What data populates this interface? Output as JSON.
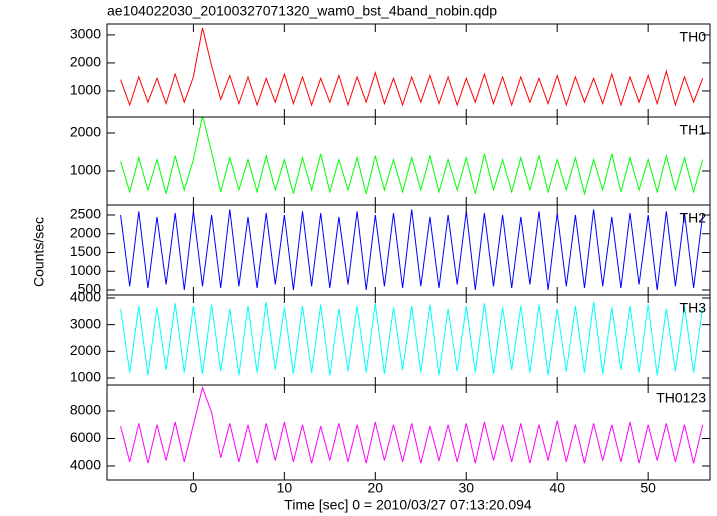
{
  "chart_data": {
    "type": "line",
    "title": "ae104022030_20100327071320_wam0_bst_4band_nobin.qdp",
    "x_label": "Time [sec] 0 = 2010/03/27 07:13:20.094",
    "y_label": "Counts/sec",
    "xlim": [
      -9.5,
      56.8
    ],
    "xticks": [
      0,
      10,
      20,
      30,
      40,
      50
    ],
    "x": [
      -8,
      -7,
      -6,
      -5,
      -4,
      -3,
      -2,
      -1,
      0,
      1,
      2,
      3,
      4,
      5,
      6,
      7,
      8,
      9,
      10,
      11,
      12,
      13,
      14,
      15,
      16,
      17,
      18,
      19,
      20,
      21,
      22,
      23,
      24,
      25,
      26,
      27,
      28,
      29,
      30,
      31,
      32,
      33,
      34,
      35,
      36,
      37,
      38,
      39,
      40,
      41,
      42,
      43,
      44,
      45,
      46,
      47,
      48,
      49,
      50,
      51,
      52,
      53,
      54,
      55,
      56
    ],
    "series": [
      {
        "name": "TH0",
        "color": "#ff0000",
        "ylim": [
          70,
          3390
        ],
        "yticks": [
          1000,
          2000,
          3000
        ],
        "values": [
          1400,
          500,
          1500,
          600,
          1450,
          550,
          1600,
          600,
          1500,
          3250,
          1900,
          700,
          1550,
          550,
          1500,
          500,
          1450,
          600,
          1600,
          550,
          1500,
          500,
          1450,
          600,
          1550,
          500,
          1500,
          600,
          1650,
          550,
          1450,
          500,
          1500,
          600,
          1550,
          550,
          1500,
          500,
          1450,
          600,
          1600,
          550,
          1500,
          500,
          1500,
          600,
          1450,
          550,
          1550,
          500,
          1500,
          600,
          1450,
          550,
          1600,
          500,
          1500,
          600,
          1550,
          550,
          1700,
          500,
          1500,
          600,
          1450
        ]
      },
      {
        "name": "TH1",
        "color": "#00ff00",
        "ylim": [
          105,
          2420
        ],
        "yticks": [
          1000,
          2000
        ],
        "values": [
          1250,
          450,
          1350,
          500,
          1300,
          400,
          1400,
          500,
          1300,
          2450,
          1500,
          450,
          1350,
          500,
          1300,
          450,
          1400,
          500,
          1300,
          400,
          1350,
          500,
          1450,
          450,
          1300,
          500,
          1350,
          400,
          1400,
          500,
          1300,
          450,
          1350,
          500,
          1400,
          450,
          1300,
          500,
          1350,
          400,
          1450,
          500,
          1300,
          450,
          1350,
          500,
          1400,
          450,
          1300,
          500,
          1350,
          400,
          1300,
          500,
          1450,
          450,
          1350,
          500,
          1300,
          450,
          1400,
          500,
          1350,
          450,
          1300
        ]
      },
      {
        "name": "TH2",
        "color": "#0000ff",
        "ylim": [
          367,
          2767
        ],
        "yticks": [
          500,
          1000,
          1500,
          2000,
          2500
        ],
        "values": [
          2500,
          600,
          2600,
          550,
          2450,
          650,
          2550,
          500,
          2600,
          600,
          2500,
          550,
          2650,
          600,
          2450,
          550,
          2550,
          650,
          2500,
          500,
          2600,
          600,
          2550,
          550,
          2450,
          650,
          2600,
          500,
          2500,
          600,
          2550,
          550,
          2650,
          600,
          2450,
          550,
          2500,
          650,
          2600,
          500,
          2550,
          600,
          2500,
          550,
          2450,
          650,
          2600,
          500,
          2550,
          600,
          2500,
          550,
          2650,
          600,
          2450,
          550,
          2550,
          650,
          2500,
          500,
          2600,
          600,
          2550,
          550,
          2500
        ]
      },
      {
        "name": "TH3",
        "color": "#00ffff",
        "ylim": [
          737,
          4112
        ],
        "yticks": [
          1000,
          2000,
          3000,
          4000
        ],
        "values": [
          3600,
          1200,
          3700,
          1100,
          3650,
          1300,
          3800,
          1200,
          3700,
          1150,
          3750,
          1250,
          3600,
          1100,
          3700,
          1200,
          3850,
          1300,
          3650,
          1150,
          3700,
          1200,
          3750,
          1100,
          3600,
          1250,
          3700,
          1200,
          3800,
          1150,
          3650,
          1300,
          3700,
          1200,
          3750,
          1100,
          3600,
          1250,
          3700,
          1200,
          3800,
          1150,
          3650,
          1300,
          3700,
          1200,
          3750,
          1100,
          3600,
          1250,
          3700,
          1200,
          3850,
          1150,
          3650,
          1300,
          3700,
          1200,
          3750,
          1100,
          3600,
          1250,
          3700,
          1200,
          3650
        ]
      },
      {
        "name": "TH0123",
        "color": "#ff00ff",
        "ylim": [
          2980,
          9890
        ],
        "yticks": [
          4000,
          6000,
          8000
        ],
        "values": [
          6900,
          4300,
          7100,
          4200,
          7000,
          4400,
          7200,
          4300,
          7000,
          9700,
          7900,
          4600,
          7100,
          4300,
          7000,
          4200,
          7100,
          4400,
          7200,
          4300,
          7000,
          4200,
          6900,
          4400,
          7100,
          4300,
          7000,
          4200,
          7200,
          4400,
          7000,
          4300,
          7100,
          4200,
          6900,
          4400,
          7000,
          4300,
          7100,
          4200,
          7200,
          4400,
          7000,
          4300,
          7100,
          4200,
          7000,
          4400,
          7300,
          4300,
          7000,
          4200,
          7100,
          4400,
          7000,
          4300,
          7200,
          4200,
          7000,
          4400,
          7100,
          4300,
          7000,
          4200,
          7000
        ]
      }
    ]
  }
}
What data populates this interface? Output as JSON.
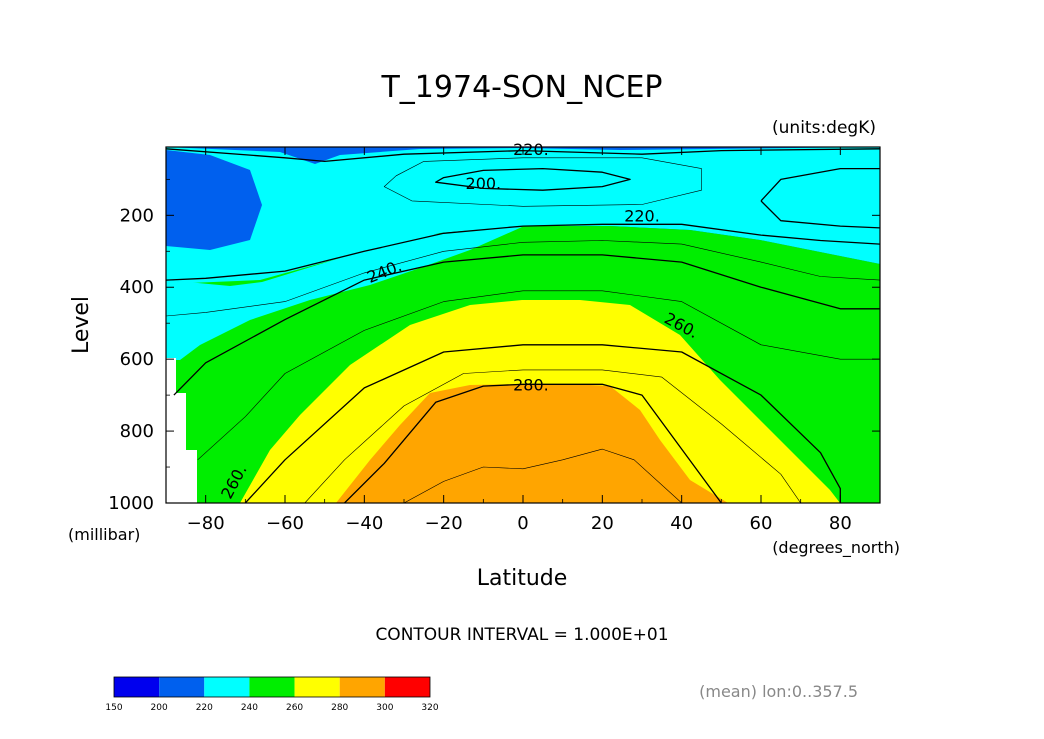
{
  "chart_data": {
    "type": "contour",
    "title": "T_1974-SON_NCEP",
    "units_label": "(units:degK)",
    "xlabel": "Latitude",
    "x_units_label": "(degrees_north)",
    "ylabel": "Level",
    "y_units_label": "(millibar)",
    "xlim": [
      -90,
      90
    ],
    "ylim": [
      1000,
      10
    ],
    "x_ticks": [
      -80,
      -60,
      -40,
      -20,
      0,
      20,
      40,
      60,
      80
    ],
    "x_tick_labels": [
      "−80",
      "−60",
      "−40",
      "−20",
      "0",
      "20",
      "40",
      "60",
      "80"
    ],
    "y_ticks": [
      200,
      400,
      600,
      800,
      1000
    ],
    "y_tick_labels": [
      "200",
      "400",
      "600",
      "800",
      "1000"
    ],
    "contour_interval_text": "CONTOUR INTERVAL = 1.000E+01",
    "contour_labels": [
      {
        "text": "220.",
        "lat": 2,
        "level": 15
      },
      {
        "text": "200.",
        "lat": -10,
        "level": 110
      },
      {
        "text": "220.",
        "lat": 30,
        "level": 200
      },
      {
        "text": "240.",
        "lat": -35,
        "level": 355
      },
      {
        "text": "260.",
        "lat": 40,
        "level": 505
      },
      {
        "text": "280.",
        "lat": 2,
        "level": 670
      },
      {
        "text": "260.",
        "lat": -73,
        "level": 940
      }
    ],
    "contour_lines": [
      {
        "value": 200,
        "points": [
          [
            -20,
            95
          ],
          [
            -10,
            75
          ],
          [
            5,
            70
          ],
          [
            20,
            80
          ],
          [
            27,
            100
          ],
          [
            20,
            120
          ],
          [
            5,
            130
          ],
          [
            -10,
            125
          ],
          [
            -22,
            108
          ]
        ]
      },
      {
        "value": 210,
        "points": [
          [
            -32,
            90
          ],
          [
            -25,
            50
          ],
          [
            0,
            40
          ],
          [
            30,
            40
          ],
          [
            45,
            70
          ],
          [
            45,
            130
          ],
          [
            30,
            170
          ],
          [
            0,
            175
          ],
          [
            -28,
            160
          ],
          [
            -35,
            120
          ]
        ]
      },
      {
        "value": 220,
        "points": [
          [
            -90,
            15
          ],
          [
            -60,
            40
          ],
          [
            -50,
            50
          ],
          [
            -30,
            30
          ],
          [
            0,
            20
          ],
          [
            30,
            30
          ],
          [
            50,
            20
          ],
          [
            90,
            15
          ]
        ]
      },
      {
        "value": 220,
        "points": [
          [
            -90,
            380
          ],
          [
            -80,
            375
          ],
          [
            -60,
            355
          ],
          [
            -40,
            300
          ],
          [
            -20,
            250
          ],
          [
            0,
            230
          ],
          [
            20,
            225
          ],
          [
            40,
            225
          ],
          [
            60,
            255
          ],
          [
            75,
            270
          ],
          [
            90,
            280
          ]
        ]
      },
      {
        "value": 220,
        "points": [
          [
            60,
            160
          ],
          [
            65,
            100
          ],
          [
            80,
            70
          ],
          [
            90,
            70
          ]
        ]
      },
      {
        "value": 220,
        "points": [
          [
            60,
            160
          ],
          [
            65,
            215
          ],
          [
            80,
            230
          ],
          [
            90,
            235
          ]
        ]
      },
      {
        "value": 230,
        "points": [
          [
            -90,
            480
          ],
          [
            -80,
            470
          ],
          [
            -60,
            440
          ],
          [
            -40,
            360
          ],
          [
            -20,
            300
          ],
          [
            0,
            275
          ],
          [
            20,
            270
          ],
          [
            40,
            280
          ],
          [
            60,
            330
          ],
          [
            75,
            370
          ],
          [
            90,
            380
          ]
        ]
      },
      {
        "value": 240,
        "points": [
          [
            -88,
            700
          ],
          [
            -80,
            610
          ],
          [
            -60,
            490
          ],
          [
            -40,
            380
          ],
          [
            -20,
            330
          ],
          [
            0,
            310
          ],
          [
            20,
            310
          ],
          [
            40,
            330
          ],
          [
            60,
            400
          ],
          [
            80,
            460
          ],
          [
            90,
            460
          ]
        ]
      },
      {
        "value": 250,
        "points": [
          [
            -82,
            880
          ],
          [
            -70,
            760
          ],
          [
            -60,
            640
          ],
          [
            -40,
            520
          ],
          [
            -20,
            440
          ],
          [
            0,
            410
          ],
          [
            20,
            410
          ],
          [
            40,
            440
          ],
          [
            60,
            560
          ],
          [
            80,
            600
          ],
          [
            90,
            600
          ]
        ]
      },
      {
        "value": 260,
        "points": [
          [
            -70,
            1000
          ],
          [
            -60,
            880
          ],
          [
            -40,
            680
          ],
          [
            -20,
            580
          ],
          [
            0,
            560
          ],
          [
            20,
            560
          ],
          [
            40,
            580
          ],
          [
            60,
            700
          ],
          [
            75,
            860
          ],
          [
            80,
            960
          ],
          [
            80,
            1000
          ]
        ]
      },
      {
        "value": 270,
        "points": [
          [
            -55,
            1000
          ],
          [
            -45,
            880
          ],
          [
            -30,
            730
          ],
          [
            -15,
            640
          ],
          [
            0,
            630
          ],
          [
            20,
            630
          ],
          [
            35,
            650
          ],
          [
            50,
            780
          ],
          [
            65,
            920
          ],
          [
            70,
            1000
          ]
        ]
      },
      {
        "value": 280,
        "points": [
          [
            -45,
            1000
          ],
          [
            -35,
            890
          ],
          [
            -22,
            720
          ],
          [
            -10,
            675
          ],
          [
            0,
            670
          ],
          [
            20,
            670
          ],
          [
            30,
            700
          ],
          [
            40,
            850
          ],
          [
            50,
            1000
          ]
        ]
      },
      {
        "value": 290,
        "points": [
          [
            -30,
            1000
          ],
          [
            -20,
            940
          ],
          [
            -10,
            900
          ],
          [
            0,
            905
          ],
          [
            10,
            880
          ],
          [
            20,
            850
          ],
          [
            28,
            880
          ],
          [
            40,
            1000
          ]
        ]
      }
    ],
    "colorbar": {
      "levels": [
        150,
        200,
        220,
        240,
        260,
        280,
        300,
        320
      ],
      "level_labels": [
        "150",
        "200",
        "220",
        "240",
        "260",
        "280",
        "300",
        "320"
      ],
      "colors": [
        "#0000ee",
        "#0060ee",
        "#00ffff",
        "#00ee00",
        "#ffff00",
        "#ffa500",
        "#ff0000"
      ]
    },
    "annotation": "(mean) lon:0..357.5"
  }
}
· · · ·
• [Directive]:
Copy in full each line that holds the word "title".

• [Response below]:
    "title": "ae104022030_20100327071320_wam0_bst_4band_nobin.qdp",
    "title": "T_1974-SON_NCEP",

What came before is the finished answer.